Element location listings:
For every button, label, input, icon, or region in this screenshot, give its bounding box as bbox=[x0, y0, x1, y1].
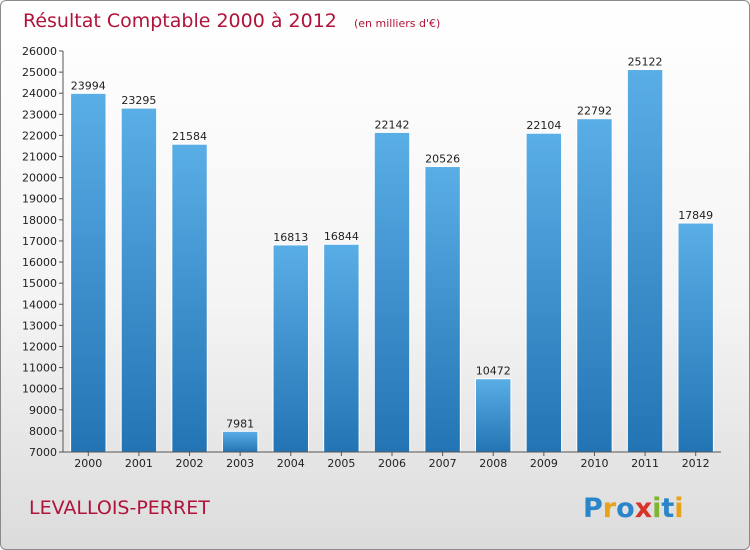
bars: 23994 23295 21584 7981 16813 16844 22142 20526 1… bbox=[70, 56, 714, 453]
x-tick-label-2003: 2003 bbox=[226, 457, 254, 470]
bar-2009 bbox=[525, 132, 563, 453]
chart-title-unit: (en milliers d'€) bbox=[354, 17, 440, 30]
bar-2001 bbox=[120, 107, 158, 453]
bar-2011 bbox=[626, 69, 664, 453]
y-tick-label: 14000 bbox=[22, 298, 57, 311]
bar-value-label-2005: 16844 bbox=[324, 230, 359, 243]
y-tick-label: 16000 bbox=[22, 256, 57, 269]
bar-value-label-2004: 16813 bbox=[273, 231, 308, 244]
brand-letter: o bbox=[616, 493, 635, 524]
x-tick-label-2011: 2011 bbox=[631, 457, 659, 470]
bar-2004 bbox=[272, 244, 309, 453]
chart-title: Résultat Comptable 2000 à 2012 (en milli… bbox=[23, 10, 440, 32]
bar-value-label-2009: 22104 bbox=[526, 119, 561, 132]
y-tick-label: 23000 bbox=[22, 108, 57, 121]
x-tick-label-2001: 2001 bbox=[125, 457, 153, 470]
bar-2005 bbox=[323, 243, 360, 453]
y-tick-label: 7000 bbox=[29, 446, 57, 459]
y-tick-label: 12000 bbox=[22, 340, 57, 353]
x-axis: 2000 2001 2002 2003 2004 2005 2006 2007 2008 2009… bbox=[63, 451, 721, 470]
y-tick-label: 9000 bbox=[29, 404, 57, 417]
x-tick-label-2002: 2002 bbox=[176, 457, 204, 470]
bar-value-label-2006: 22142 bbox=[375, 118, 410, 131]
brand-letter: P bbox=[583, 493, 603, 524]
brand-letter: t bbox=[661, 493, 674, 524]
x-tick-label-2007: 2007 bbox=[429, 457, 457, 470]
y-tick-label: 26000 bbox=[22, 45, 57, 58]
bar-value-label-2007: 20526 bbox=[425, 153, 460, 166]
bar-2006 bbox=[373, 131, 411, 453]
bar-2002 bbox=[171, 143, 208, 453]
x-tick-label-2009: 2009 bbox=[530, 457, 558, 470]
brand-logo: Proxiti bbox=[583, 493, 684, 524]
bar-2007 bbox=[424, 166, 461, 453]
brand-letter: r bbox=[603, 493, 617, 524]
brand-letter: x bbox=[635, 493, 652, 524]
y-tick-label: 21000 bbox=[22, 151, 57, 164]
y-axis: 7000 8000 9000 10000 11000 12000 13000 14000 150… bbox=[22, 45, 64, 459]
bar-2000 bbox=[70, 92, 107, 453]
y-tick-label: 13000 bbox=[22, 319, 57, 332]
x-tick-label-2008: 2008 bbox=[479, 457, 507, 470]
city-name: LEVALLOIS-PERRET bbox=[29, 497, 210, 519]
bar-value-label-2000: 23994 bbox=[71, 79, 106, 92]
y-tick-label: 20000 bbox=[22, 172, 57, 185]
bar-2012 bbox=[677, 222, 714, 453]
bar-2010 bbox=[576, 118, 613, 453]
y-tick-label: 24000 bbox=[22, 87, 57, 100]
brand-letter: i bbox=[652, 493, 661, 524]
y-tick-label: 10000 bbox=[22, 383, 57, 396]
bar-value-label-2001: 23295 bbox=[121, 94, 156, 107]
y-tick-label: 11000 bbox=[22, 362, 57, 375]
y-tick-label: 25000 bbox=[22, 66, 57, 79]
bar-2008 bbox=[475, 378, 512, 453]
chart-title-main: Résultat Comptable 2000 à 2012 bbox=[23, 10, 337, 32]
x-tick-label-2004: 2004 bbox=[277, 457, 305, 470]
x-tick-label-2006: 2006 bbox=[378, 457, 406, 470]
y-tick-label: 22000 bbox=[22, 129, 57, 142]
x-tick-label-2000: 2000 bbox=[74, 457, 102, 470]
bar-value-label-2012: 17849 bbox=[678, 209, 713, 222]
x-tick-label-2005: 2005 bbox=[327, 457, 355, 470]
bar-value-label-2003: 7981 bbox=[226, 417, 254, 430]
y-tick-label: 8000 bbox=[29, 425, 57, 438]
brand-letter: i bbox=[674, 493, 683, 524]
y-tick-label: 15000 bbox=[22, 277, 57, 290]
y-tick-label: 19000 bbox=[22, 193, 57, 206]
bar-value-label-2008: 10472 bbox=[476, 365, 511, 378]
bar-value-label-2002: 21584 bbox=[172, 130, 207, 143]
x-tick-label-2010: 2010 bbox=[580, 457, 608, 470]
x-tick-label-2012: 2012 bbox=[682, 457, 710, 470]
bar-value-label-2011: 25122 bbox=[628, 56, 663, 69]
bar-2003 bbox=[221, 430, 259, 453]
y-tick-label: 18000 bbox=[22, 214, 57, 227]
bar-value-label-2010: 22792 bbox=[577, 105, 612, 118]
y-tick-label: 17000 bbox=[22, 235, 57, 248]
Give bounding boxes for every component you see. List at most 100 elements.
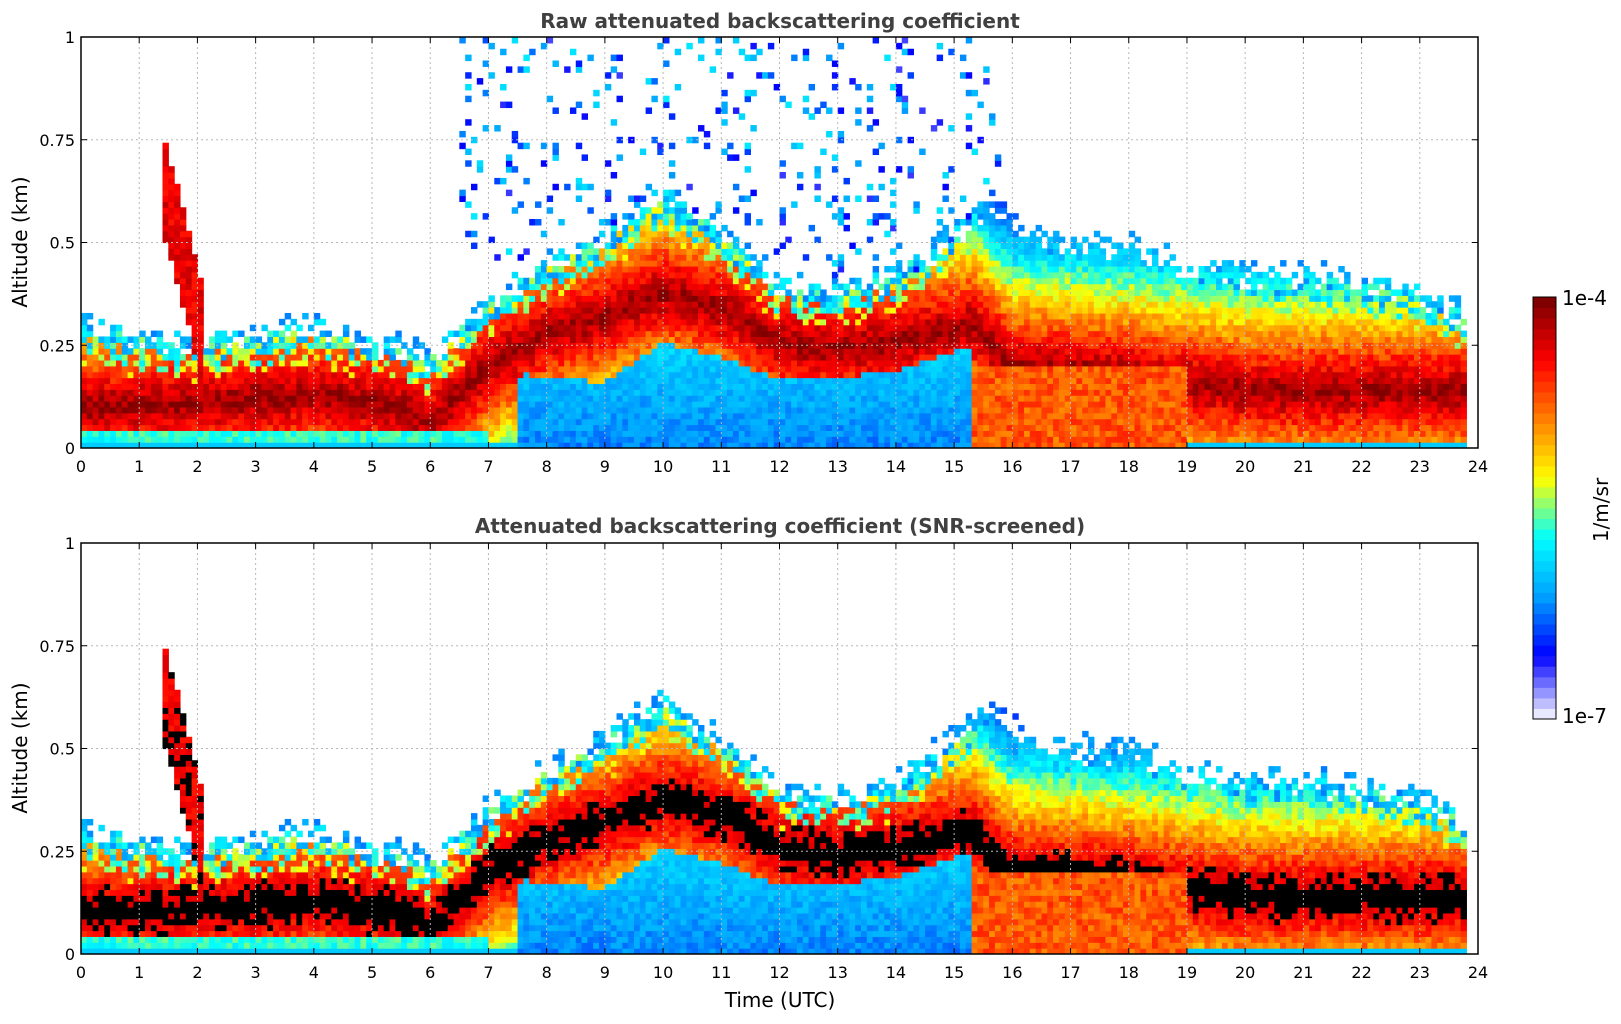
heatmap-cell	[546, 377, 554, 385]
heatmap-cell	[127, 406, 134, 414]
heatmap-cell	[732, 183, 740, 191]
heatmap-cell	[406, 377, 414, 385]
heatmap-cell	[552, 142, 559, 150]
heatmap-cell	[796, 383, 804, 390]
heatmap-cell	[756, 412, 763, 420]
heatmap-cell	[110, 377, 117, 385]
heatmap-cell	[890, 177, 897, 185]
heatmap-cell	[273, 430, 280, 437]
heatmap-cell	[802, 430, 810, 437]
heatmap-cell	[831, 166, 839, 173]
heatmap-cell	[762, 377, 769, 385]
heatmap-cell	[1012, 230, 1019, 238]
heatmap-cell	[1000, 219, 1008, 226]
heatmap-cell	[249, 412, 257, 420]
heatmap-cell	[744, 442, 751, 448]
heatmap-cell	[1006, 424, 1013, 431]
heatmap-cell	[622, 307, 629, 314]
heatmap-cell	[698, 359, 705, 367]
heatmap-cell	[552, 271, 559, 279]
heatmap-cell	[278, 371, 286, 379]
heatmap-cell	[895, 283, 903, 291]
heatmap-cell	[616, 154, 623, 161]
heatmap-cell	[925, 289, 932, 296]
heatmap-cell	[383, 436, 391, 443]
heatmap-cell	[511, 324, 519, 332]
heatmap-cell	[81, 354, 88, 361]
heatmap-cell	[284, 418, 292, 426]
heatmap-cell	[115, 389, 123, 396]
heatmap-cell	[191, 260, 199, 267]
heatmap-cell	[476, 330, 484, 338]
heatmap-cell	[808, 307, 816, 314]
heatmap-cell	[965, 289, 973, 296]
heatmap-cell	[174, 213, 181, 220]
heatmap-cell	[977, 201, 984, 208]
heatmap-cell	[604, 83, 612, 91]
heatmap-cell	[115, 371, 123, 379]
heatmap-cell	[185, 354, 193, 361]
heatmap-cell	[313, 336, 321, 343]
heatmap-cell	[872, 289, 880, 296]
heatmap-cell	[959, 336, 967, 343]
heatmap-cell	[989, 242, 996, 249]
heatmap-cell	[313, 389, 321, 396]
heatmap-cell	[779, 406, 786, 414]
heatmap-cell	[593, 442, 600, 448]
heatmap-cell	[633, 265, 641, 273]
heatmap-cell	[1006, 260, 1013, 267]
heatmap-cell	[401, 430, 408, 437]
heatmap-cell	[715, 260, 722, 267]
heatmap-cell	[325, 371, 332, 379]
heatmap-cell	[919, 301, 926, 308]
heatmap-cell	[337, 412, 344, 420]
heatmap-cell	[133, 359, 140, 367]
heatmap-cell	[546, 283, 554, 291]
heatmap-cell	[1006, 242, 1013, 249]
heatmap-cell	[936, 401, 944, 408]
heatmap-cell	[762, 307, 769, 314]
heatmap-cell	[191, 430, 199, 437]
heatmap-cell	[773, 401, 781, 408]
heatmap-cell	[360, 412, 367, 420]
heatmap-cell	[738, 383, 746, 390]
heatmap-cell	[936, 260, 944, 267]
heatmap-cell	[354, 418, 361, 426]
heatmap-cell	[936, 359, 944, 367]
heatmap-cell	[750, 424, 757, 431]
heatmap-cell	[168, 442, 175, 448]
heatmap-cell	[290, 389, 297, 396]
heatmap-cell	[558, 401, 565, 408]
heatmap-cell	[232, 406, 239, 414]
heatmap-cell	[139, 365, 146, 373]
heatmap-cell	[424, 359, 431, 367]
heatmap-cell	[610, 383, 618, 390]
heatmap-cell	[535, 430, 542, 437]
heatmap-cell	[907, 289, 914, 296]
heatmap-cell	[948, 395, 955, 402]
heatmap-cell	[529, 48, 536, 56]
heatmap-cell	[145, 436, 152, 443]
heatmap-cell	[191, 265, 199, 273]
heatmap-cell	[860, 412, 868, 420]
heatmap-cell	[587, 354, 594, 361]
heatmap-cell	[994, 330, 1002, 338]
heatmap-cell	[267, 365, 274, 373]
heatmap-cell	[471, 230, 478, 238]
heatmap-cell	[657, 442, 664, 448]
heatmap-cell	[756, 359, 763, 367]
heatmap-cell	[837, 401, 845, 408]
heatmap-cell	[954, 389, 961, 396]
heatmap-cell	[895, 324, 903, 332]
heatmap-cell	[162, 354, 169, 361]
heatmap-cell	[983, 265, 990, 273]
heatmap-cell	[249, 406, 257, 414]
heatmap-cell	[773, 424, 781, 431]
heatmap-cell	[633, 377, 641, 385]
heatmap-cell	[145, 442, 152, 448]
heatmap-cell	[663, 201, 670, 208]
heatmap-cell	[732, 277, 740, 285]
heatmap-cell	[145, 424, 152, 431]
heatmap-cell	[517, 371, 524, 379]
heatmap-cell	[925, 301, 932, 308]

EXERCISE OBJECTIVE — Rename "heatmap" to "matrix" in the stretch from the line containing "377, 554, 385]" through the line containing "442, 751, 448]". Return only those lines, with everything else left unchanged.

WRITTEN RESPONSE —
matrix-cell	[546, 377, 554, 385]
matrix-cell	[127, 406, 134, 414]
matrix-cell	[732, 183, 740, 191]
matrix-cell	[406, 377, 414, 385]
matrix-cell	[552, 142, 559, 150]
matrix-cell	[796, 383, 804, 390]
matrix-cell	[756, 412, 763, 420]
matrix-cell	[110, 377, 117, 385]
matrix-cell	[890, 177, 897, 185]
matrix-cell	[273, 430, 280, 437]
matrix-cell	[802, 430, 810, 437]
matrix-cell	[831, 166, 839, 173]
matrix-cell	[762, 377, 769, 385]
matrix-cell	[1012, 230, 1019, 238]
matrix-cell	[1000, 219, 1008, 226]
matrix-cell	[249, 412, 257, 420]
matrix-cell	[744, 442, 751, 448]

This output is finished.